November 26, 2008
On Wed, 26 Nov 2008 12:18:27 -0800, Robert Fraser wrote:

> bearophile wrote:
>> To test the new scoping features of D 2.021 I have used a small stressing program, coming from this page, originally by Knuth:
>> 
>> http://www.rosettacode.org/wiki/Man_or_boy_test
>> 
>> More info:
>> http://en.wikipedia.org/wiki/Man_or_boy_test
>> 
>> My purpose is to see the D2 compiler being able to compute results up to N=25 on my PC (that has 2 GB RAM and a 32 bit operating system).
-------------------------
**GOAL**
Reproduce the stretch of the forum post on the man or boy test from "November 26, 2008" through "bit operating system).", swapping "compiler" for "toolchain".

Spatial annotation entries
-------------------------
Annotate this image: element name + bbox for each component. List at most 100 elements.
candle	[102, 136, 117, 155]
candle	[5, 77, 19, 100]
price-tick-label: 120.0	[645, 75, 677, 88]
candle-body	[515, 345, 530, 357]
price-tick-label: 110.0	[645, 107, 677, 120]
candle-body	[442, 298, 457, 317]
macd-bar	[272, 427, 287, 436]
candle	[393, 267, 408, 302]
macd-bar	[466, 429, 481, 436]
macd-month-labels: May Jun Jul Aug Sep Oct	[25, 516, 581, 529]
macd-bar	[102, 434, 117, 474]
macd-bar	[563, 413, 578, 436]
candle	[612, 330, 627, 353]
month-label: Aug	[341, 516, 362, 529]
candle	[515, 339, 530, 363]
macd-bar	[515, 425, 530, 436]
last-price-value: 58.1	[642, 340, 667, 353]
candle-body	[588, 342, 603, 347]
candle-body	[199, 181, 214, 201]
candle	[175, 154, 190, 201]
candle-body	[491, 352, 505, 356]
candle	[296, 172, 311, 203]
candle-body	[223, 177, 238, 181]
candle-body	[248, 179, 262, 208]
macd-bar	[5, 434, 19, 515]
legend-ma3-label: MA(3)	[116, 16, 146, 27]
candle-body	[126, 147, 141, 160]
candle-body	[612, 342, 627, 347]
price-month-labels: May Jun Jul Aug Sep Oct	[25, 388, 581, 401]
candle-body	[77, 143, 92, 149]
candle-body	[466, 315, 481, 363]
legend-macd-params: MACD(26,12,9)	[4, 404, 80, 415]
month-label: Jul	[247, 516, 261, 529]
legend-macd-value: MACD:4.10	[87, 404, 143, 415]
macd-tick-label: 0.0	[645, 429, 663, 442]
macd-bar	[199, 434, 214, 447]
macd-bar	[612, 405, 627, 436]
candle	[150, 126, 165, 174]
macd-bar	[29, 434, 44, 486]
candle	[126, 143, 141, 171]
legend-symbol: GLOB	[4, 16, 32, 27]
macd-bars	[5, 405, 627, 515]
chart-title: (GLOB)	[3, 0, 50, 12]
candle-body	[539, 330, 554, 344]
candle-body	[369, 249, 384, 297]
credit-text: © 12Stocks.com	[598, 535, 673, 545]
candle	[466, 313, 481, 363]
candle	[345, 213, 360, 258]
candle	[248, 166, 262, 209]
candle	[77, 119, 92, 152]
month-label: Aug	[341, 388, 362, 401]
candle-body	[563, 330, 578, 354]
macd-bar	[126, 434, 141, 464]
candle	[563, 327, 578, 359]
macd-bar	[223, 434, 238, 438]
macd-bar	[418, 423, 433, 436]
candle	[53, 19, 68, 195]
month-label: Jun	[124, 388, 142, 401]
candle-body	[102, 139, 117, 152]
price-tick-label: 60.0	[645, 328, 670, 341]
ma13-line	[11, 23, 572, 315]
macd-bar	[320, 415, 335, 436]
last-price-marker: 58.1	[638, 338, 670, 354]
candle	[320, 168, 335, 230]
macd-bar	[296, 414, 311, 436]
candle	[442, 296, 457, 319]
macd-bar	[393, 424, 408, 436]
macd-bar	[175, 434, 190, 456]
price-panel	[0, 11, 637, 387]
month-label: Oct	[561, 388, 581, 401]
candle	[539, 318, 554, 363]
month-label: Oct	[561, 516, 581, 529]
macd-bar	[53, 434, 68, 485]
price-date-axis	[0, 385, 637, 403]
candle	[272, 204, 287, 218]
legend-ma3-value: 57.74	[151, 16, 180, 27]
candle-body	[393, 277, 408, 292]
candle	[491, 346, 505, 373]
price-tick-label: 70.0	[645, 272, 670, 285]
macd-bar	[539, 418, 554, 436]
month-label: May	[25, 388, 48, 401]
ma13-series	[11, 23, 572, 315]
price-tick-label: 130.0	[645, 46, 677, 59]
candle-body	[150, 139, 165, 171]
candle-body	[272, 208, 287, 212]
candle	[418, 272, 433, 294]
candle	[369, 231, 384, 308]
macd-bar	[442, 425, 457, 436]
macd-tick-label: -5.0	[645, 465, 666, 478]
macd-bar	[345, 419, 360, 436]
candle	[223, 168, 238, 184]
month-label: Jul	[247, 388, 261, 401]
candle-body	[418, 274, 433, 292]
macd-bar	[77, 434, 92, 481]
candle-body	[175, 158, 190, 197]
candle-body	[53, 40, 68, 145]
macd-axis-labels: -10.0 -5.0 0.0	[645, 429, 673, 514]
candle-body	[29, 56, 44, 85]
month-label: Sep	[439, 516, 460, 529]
-------------------------
**TASK RESPONSE**
November 26, 2008
On Wed, 26 Nov 2008 12:18:27 -0800, Robert Fraser wrote:

> bearophile wrote:
>> To test the new scoping features of D 2.021 I have used a small stressing program, coming from this page, originally by Knuth:
>> 
>> http://www.rosettacode.org/wiki/Man_or_boy_test
>> 
>> More info:
>> http://en.wikipedia.org/wiki/Man_or_boy_test
>> 
>> My purpose is to see the D2 toolchain being able to compute results up to N=25 on my PC (that has 2 GB RAM and a 32 bit operating system).